— WHAT TO PRODUCE —
Print every one of the entries below word for word, leaving out the pictures.

— DATASET CONTENT —
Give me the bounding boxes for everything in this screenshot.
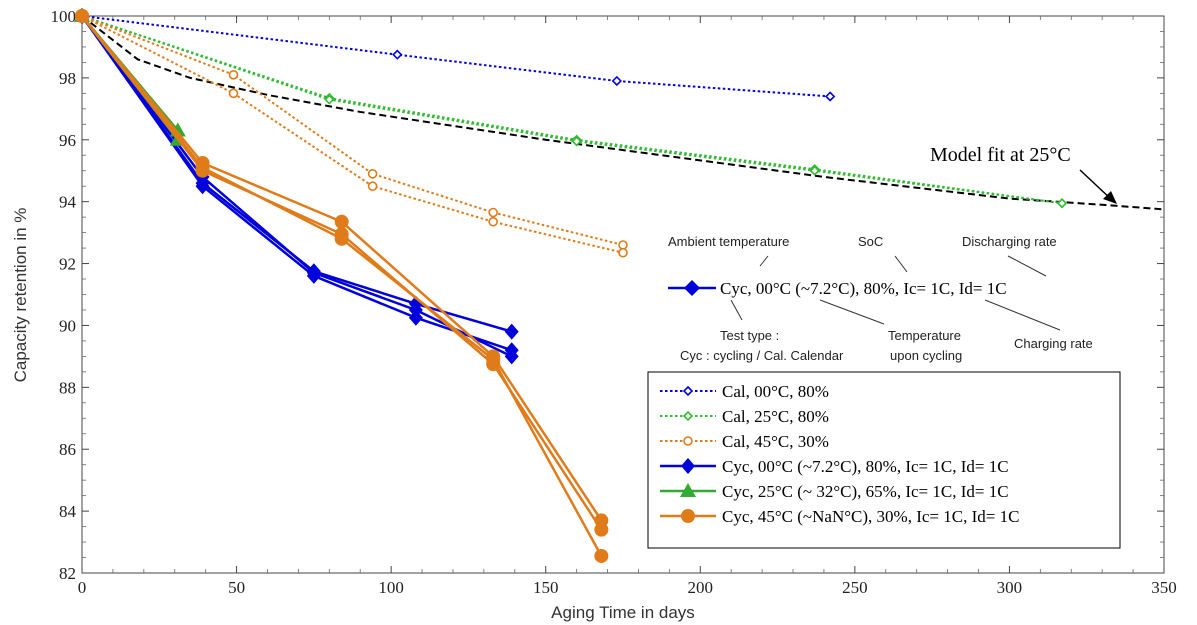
legend-label: Cyc, 45°C (~NaN°C), 30%, Ic= 1C, Id= 1C xyxy=(722,507,1019,526)
data-point xyxy=(486,352,500,366)
data-point xyxy=(684,437,692,445)
x-tick-label: 350 xyxy=(1151,578,1177,597)
y-tick-label: 88 xyxy=(59,378,76,397)
y-tick-label: 98 xyxy=(59,69,76,88)
x-tick-label: 150 xyxy=(533,578,559,597)
x-tick-label: 0 xyxy=(78,578,87,597)
temp-cycling-label-2: upon cycling xyxy=(890,348,962,363)
x-tick-label: 200 xyxy=(688,578,714,597)
data-point xyxy=(369,182,377,190)
legend-label: Cal, 45°C, 30% xyxy=(722,432,829,451)
data-point xyxy=(75,9,89,23)
y-tick-label: 100 xyxy=(51,7,77,26)
test-type-label-1: Test type : xyxy=(720,328,779,343)
data-point xyxy=(489,208,497,216)
legend-label: Cyc, 00°C (~7.2°C), 80%, Ic= 1C, Id= 1C xyxy=(722,457,1009,476)
legend: Cal, 00°C, 80% Cal, 25°C, 80% Cal, 45°C, 3… xyxy=(648,372,1120,548)
y-axis-label: Capacity retention in % xyxy=(11,208,30,383)
y-tick-label: 96 xyxy=(59,131,76,150)
y-tick-label: 82 xyxy=(59,564,76,583)
ambient-temperature-label: Ambient temperature xyxy=(668,234,789,249)
legend-label: Cal, 25°C, 80% xyxy=(722,407,829,426)
example-text: Cyc, 00°C (~7.2°C), 80%, Ic= 1C, Id= 1C xyxy=(720,279,1007,298)
temp-cycling-label-1: Temperature xyxy=(888,328,961,343)
data-point xyxy=(196,161,210,175)
data-point xyxy=(335,232,349,246)
data-point xyxy=(619,241,627,249)
y-tick-label: 92 xyxy=(59,255,76,274)
x-tick-label: 250 xyxy=(842,578,868,597)
legend-label: Cyc, 25°C (~ 32°C), 65%, Ic= 1C, Id= 1C xyxy=(722,482,1009,501)
data-point xyxy=(369,170,377,178)
data-point xyxy=(489,218,497,226)
y-tick-label: 86 xyxy=(59,440,76,459)
model-fit-label: Model fit at 25°C xyxy=(930,144,1071,166)
x-tick-label: 300 xyxy=(997,578,1023,597)
data-point xyxy=(619,249,627,257)
x-axis-label: Aging Time in days xyxy=(551,603,695,622)
x-tick-label: 100 xyxy=(378,578,404,597)
y-tick-label: 90 xyxy=(59,316,76,335)
data-point xyxy=(335,215,349,229)
data-point xyxy=(229,89,237,97)
data-point xyxy=(681,509,695,523)
soc-label: SoC xyxy=(858,234,883,249)
charging-rate-label: Charging rate xyxy=(1014,336,1093,351)
legend-label: Cal, 00°C, 80% xyxy=(722,382,829,401)
x-tick-label: 50 xyxy=(228,578,245,597)
test-type-label-2: Cyc : cycling / Cal. Calendar xyxy=(680,348,844,363)
y-tick-label: 84 xyxy=(59,502,77,521)
discharging-rate-label: Discharging rate xyxy=(962,234,1057,249)
data-point xyxy=(229,71,237,79)
y-tick-label: 94 xyxy=(59,193,77,212)
data-point xyxy=(594,549,608,563)
data-point xyxy=(594,523,608,537)
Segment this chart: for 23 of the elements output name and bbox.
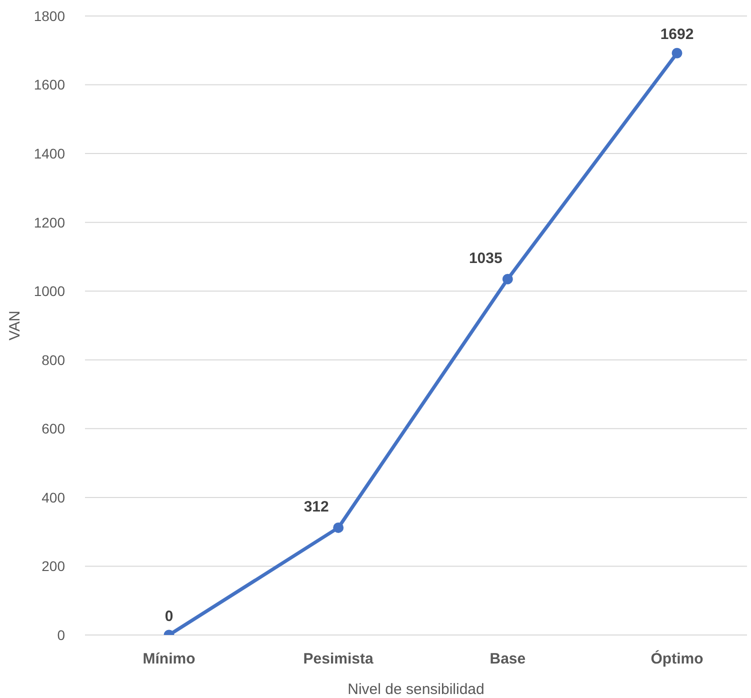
- y-tick-label: 800: [42, 352, 66, 368]
- x-axis-title: Nivel de sensibilidad: [348, 681, 484, 698]
- data-label: 1035: [468, 250, 502, 268]
- point: [672, 48, 682, 58]
- point: [333, 522, 344, 533]
- x-tick-label: Mínimo: [142, 650, 196, 668]
- x-tick-label: Óptimo: [650, 650, 704, 668]
- y-axis-title: VAN: [6, 310, 24, 340]
- point: [502, 274, 513, 284]
- y-tick-label: 1600: [34, 76, 66, 93]
- y-tick-label: 1200: [34, 214, 66, 230]
- y-tick-label: 400: [42, 489, 66, 506]
- y-tick-label: 1800: [34, 8, 66, 24]
- data-label: 312: [304, 498, 329, 516]
- data-label: 1692: [660, 26, 694, 44]
- y-tick-label: 600: [42, 420, 66, 437]
- y-tick-label: 200: [42, 558, 66, 574]
- x-tick-label: Base: [490, 650, 526, 668]
- y-tick-label: 0: [57, 626, 66, 643]
- y-tick-label: 1400: [34, 146, 66, 162]
- data-label: 0: [164, 608, 174, 625]
- x-tick-label: Pesimista: [303, 650, 374, 668]
- y-tick-label: 1000: [34, 283, 66, 300]
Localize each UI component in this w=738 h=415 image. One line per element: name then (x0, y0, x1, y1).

— ANSWER —
Give me the bounding boxes for everything in this screenshot.
legend-label: Cyc, 45°C (~NaN°C), 30%, Ic= 1C, Id= 1C xyxy=(722,507,1019,526)
data-point xyxy=(486,352,500,366)
data-point xyxy=(684,437,692,445)
x-tick-label: 350 xyxy=(1151,578,1177,597)
y-tick-label: 88 xyxy=(59,378,76,397)
y-tick-label: 98 xyxy=(59,69,76,88)
x-tick-label: 150 xyxy=(533,578,559,597)
x-tick-label: 0 xyxy=(78,578,87,597)
temp-cycling-label-2: upon cycling xyxy=(890,348,962,363)
x-tick-label: 200 xyxy=(688,578,714,597)
data-point xyxy=(369,182,377,190)
legend-label: Cal, 45°C, 30% xyxy=(722,432,829,451)
data-point xyxy=(75,9,89,23)
y-tick-label: 100 xyxy=(51,7,77,26)
test-type-label-1: Test type : xyxy=(720,328,779,343)
data-point xyxy=(489,208,497,216)
legend-label: Cyc, 00°C (~7.2°C), 80%, Ic= 1C, Id= 1C xyxy=(722,457,1009,476)
legend: Cal, 00°C, 80% Cal, 25°C, 80% Cal, 45°C, 3… xyxy=(648,372,1120,548)
y-axis-label: Capacity retention in % xyxy=(11,208,30,383)
y-tick-label: 96 xyxy=(59,131,76,150)
y-tick-label: 82 xyxy=(59,564,76,583)
ambient-temperature-label: Ambient temperature xyxy=(668,234,789,249)
legend-label: Cal, 25°C, 80% xyxy=(722,407,829,426)
example-text: Cyc, 00°C (~7.2°C), 80%, Ic= 1C, Id= 1C xyxy=(720,279,1007,298)
temp-cycling-label-1: Temperature xyxy=(888,328,961,343)
data-point xyxy=(196,161,210,175)
data-point xyxy=(335,232,349,246)
data-point xyxy=(619,241,627,249)
y-tick-label: 92 xyxy=(59,255,76,274)
x-tick-label: 250 xyxy=(842,578,868,597)
legend-label: Cyc, 25°C (~ 32°C), 65%, Ic= 1C, Id= 1C xyxy=(722,482,1009,501)
data-point xyxy=(369,170,377,178)
data-point xyxy=(489,218,497,226)
y-tick-label: 86 xyxy=(59,440,76,459)
model-fit-label: Model fit at 25°C xyxy=(930,144,1071,166)
x-tick-label: 300 xyxy=(997,578,1023,597)
data-point xyxy=(619,249,627,257)
x-axis-label: Aging Time in days xyxy=(551,603,695,622)
x-tick-label: 100 xyxy=(378,578,404,597)
y-tick-label: 90 xyxy=(59,316,76,335)
data-point xyxy=(335,215,349,229)
data-point xyxy=(229,89,237,97)
data-point xyxy=(681,509,695,523)
soc-label: SoC xyxy=(858,234,883,249)
charging-rate-label: Charging rate xyxy=(1014,336,1093,351)
legend-label: Cal, 00°C, 80% xyxy=(722,382,829,401)
x-tick-label: 50 xyxy=(228,578,245,597)
test-type-label-2: Cyc : cycling / Cal. Calendar xyxy=(680,348,844,363)
y-tick-label: 84 xyxy=(59,502,77,521)
discharging-rate-label: Discharging rate xyxy=(962,234,1057,249)
data-point xyxy=(229,71,237,79)
y-tick-label: 94 xyxy=(59,193,77,212)
data-point xyxy=(594,549,608,563)
data-point xyxy=(594,523,608,537)
Segment this chart: for 23 of the elements output name and bbox.
- y-tick-label: 800: [42, 352, 66, 368]
- x-axis-title: Nivel de sensibilidad: [348, 681, 484, 698]
- data-label: 1035: [468, 250, 502, 268]
- point: [672, 48, 682, 58]
- point: [333, 522, 344, 533]
- x-tick-label: Mínimo: [142, 650, 196, 668]
- x-tick-label: Óptimo: [650, 650, 704, 668]
- y-axis-title: VAN: [6, 310, 24, 340]
- point: [502, 274, 513, 284]
- y-tick-label: 1600: [34, 76, 66, 93]
- y-tick-label: 1200: [34, 214, 66, 230]
- y-tick-label: 400: [42, 489, 66, 506]
- y-tick-label: 1800: [34, 8, 66, 24]
- data-label: 312: [304, 498, 329, 516]
- data-label: 1692: [660, 26, 694, 44]
- y-tick-label: 600: [42, 420, 66, 437]
- y-tick-label: 200: [42, 558, 66, 574]
- x-tick-label: Base: [490, 650, 526, 668]
- y-tick-label: 0: [57, 626, 66, 643]
- y-tick-label: 1400: [34, 146, 66, 162]
- data-label: 0: [164, 608, 174, 625]
- x-tick-label: Pesimista: [303, 650, 374, 668]
- y-tick-label: 1000: [34, 283, 66, 300]
Localize each UI component in this w=738 h=415 image. One line per element: name then (x0, y0, x1, y1).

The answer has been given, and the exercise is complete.